===== RECORDS FOR THE EXERCISE =====
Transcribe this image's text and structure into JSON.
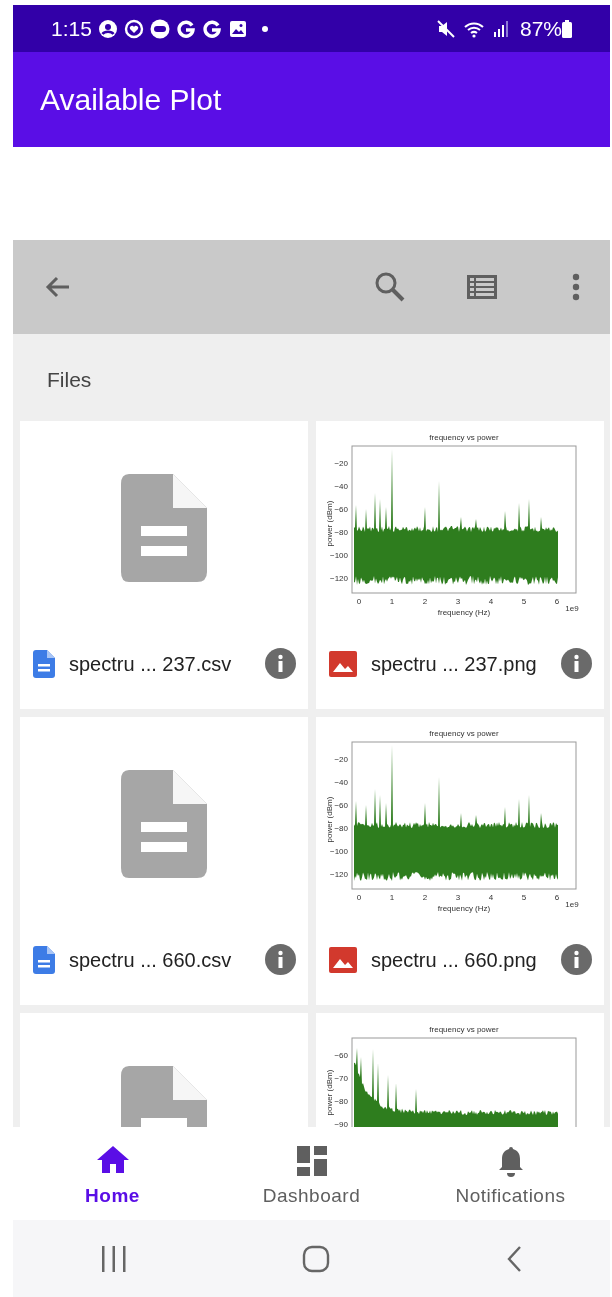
{
  "status_bar": {
    "time": "1:15",
    "battery": "87%"
  },
  "app_bar": {
    "title": "Available Plot"
  },
  "section": {
    "title": "Files"
  },
  "files": [
    {
      "name": "spectru ... 237.csv",
      "kind": "document"
    },
    {
      "name": "spectru ... 237.png",
      "kind": "image",
      "plot": {
        "title": "frequency  vs  power",
        "ylabel": "power (dBm)",
        "yticks": [
          "−20",
          "−40",
          "−60",
          "−80",
          "−100",
          "−120"
        ],
        "xticks": [
          "0",
          "1",
          "2",
          "3",
          "4",
          "5",
          "6"
        ],
        "xlabel": "frequency (Hz)",
        "x_offset": "1e9"
      }
    },
    {
      "name": "spectru ... 660.csv",
      "kind": "document"
    },
    {
      "name": "spectru ... 660.png",
      "kind": "image",
      "plot": {
        "title": "frequency  vs  power",
        "ylabel": "power (dBm)",
        "yticks": [
          "−20",
          "−40",
          "−60",
          "−80",
          "−100",
          "−120"
        ],
        "xticks": [
          "0",
          "1",
          "2",
          "3",
          "4",
          "5",
          "6"
        ],
        "xlabel": "frequency (Hz)",
        "x_offset": "1e9"
      }
    },
    {
      "kind": "document"
    },
    {
      "kind": "image",
      "plot": {
        "title": "frequency  vs  power",
        "ylabel": "power (dBm)",
        "yticks": [
          "−60",
          "−70",
          "−80",
          "−90"
        ]
      }
    }
  ],
  "bottom_nav": [
    {
      "label": "Home",
      "selected": true
    },
    {
      "label": "Dashboard",
      "selected": false
    },
    {
      "label": "Notifications",
      "selected": false
    }
  ]
}
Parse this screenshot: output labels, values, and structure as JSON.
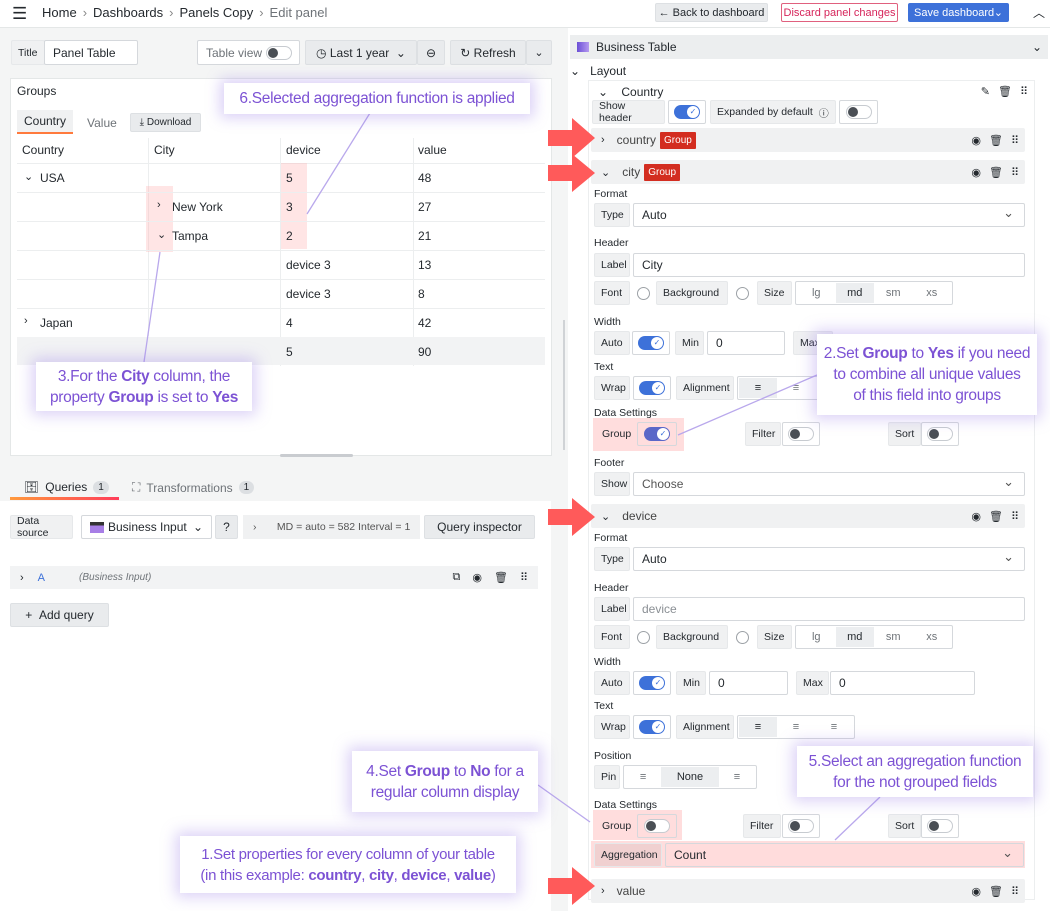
=====
• DIRECTION
Reproduce the listing exactly. Leave its pictures out.

• ANSWER FOR THIS EXERCISE
Transcribe this image's text and structure into JSON.
{
  "status_bar": {
    "time": "1:15",
    "battery": "87%"
  },
  "app_bar": {
    "title": "Available Plot"
  },
  "section": {
    "title": "Files"
  },
  "files": [
    {
      "name": "spectru ... 237.csv",
      "kind": "document"
    },
    {
      "name": "spectru ... 237.png",
      "kind": "image",
      "plot": {
        "title": "frequency  vs  power",
        "ylabel": "power (dBm)",
        "yticks": [
          "−20",
          "−40",
          "−60",
          "−80",
          "−100",
          "−120"
        ],
        "xticks": [
          "0",
          "1",
          "2",
          "3",
          "4",
          "5",
          "6"
        ],
        "xlabel": "frequency (Hz)",
        "x_offset": "1e9"
      }
    },
    {
      "name": "spectru ... 660.csv",
      "kind": "document"
    },
    {
      "name": "spectru ... 660.png",
      "kind": "image",
      "plot": {
        "title": "frequency  vs  power",
        "ylabel": "power (dBm)",
        "yticks": [
          "−20",
          "−40",
          "−60",
          "−80",
          "−100",
          "−120"
        ],
        "xticks": [
          "0",
          "1",
          "2",
          "3",
          "4",
          "5",
          "6"
        ],
        "xlabel": "frequency (Hz)",
        "x_offset": "1e9"
      }
    },
    {
      "kind": "document"
    },
    {
      "kind": "image",
      "plot": {
        "title": "frequency  vs  power",
        "ylabel": "power (dBm)",
        "yticks": [
          "−60",
          "−70",
          "−80",
          "−90"
        ]
      }
    }
  ],
  "bottom_nav": [
    {
      "label": "Home",
      "selected": true
    },
    {
      "label": "Dashboard",
      "selected": false
    },
    {
      "label": "Notifications",
      "selected": false
    }
  ]
}
Parse this screenshot: output labels, values, and structure as JSON.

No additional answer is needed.